◆ Entries supplied
++++++++
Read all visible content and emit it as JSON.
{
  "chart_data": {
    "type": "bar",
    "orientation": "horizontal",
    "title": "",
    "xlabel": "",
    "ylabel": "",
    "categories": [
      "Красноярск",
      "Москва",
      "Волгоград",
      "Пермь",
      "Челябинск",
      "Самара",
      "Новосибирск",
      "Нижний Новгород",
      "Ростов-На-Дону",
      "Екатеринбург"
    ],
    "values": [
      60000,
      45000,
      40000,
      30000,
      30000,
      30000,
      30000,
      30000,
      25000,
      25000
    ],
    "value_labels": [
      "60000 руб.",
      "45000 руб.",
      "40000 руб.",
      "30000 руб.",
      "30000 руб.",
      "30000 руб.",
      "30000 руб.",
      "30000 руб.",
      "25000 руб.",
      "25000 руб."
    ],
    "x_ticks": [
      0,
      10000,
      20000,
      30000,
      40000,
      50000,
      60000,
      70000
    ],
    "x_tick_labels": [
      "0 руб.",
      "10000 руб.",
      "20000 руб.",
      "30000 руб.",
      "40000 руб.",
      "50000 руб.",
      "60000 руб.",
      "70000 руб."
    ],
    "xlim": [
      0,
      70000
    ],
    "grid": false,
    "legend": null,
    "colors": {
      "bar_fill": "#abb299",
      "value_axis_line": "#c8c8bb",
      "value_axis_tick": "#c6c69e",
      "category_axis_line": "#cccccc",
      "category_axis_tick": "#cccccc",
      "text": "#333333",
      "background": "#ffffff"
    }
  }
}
++++++++
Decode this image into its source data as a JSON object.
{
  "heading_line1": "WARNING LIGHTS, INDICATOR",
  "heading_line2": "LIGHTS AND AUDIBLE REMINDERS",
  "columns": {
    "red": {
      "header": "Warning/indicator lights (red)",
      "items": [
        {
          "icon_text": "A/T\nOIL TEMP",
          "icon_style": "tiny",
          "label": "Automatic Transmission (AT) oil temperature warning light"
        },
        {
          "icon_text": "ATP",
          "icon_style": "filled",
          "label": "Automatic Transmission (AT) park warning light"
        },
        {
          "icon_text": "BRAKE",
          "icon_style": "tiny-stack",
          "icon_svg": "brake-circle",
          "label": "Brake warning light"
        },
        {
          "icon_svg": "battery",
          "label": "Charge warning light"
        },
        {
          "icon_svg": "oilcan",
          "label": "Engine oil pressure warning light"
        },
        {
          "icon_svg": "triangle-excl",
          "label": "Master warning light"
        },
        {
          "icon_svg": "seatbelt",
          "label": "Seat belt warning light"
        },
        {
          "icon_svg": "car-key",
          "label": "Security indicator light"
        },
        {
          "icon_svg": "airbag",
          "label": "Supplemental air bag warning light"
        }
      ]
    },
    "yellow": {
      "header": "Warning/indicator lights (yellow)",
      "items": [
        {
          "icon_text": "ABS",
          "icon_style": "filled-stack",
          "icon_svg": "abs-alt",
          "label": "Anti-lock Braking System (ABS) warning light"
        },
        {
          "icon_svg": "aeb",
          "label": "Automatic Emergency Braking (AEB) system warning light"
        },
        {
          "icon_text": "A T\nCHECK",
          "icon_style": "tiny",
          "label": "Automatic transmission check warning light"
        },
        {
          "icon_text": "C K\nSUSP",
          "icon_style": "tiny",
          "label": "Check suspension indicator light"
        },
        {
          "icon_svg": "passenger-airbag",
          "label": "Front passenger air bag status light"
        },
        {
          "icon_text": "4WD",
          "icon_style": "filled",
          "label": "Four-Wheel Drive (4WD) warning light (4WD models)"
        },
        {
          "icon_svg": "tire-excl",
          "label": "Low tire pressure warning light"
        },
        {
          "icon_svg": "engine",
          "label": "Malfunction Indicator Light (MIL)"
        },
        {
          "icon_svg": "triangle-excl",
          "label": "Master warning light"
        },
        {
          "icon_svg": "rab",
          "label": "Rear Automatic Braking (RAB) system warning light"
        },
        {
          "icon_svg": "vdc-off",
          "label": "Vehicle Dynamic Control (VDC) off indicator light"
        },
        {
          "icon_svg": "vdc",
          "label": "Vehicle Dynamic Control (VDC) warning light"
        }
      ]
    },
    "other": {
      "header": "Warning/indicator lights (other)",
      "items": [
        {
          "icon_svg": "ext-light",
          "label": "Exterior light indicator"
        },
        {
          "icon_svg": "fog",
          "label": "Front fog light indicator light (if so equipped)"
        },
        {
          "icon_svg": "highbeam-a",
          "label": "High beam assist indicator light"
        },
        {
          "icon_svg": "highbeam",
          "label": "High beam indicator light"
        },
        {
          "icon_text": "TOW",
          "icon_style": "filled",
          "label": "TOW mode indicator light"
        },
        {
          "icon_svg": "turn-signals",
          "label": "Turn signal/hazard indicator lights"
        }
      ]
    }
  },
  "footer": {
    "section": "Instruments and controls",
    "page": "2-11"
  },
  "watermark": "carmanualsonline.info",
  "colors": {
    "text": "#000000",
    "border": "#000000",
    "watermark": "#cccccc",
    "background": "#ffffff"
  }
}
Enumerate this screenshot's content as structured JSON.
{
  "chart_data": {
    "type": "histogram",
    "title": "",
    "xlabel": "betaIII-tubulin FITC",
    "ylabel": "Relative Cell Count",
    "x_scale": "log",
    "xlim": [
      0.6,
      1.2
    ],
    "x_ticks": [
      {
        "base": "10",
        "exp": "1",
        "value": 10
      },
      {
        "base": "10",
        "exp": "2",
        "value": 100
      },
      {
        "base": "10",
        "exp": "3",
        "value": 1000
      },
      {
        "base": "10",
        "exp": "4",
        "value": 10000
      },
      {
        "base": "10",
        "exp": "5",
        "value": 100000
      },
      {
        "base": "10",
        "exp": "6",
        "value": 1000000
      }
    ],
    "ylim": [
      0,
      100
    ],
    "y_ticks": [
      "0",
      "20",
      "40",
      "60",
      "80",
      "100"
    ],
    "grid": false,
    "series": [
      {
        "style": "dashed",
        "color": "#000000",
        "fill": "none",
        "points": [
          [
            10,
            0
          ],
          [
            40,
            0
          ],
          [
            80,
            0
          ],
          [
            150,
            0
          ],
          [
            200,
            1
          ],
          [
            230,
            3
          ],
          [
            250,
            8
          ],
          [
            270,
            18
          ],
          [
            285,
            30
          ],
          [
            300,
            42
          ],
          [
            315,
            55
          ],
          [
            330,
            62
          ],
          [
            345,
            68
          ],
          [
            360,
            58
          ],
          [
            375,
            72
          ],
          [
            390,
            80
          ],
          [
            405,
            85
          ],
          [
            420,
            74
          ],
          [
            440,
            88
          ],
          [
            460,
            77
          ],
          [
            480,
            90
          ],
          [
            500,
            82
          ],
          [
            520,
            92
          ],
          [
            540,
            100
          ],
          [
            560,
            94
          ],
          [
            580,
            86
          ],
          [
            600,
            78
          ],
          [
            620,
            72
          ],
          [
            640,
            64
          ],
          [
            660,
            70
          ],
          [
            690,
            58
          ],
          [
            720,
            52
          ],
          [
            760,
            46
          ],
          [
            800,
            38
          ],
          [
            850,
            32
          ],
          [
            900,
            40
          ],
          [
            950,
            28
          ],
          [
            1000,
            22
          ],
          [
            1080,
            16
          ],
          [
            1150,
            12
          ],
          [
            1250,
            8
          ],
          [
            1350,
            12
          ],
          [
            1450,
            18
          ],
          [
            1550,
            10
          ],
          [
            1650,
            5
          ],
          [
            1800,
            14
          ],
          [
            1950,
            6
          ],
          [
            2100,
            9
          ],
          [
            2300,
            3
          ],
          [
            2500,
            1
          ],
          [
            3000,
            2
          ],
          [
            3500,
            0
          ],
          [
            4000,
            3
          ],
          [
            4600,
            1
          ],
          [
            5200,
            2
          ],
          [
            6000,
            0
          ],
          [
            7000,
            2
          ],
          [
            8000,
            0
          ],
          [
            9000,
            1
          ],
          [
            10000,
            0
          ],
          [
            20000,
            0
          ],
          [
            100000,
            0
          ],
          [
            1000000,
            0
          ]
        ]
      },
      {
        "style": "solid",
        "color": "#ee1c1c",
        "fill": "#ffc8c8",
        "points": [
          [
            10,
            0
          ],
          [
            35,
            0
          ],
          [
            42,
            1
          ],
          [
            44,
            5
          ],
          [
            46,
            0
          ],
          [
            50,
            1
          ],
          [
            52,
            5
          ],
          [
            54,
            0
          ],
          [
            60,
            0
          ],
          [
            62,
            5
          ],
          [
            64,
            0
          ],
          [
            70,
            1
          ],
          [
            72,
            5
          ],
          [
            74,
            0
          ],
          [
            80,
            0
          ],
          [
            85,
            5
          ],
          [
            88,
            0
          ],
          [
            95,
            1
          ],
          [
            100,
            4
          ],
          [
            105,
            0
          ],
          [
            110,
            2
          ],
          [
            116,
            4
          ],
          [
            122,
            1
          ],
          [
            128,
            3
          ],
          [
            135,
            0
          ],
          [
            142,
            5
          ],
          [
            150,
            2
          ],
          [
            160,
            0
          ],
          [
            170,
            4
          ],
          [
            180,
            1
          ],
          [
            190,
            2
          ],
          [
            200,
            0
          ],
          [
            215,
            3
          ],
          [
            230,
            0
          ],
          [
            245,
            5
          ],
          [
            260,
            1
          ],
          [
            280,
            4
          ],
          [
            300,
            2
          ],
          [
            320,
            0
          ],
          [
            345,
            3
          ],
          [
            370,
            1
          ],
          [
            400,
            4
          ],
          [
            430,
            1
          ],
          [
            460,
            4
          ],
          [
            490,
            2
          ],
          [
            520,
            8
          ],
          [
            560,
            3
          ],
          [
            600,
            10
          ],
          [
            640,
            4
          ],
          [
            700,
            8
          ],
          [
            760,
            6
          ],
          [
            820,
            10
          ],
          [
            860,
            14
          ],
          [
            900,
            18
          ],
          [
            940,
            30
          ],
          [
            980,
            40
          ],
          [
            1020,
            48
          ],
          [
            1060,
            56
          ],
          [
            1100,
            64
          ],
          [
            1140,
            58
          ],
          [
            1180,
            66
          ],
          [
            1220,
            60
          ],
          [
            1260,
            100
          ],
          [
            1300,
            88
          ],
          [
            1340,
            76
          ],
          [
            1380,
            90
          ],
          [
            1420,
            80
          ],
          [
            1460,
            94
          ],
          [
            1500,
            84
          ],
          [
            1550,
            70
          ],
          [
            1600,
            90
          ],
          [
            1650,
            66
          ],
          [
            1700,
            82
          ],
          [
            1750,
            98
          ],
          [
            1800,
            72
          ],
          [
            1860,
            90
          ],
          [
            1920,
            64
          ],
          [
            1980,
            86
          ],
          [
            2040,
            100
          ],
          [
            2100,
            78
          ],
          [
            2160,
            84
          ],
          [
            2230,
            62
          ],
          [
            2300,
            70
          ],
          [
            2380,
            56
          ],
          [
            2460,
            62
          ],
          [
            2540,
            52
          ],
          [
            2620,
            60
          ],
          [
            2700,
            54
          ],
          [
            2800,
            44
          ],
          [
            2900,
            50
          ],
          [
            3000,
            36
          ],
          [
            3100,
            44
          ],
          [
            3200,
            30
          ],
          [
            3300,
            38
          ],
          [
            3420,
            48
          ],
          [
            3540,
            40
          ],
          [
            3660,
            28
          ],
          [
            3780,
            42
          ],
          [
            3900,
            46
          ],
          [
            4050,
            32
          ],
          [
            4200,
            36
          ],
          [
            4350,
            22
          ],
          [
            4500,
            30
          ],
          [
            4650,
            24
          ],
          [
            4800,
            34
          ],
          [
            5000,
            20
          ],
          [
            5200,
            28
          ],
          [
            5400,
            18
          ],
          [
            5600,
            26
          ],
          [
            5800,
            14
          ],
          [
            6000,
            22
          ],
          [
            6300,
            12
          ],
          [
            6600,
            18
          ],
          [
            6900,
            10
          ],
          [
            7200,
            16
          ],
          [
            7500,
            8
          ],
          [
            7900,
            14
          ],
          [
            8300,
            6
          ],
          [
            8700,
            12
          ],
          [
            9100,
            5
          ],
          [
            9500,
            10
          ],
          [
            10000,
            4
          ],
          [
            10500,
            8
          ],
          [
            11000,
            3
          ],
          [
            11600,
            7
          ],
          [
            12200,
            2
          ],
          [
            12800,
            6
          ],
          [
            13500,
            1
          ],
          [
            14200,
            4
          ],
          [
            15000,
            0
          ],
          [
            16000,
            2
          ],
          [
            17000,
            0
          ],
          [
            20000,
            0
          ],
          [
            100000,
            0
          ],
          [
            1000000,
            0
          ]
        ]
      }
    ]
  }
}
++++++++
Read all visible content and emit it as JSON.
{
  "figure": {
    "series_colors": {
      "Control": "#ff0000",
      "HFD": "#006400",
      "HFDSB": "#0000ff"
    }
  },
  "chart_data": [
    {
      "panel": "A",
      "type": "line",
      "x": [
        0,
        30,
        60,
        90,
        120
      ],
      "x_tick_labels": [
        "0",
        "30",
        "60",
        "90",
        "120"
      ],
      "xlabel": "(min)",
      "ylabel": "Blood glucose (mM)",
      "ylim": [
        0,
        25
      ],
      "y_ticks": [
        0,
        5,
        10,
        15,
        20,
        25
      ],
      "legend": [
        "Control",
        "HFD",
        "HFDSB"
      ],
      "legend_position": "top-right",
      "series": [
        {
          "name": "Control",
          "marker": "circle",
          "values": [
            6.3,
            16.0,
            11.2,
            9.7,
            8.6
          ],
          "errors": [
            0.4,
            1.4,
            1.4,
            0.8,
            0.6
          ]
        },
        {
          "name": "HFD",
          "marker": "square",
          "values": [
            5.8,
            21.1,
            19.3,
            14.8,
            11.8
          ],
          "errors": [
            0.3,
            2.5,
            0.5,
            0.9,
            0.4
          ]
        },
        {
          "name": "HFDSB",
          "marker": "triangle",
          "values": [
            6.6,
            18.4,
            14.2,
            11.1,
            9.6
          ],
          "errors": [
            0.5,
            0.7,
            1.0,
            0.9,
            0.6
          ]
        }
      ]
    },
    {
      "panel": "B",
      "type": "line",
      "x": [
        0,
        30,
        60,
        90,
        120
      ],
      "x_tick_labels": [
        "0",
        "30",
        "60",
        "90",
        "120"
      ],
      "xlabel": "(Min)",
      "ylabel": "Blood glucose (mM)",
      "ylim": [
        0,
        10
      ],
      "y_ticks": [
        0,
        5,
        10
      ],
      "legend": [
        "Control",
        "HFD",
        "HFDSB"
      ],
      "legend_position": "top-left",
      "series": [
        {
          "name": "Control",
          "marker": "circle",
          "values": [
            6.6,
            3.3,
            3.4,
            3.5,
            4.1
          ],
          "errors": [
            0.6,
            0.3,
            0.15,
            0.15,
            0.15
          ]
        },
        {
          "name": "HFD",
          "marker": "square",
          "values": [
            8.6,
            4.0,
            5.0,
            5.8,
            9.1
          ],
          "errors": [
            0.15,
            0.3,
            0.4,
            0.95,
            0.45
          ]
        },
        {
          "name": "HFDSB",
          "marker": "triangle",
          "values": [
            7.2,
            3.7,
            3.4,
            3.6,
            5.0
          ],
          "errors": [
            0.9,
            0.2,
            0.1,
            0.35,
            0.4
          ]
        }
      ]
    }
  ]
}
++++++++
◆ Given request
Pull out all lines containing the word "passenger" from the entries above.

◆ Finished answer
          "icon_svg": "passenger-airbag",
          "label": "Front passenger air bag status light"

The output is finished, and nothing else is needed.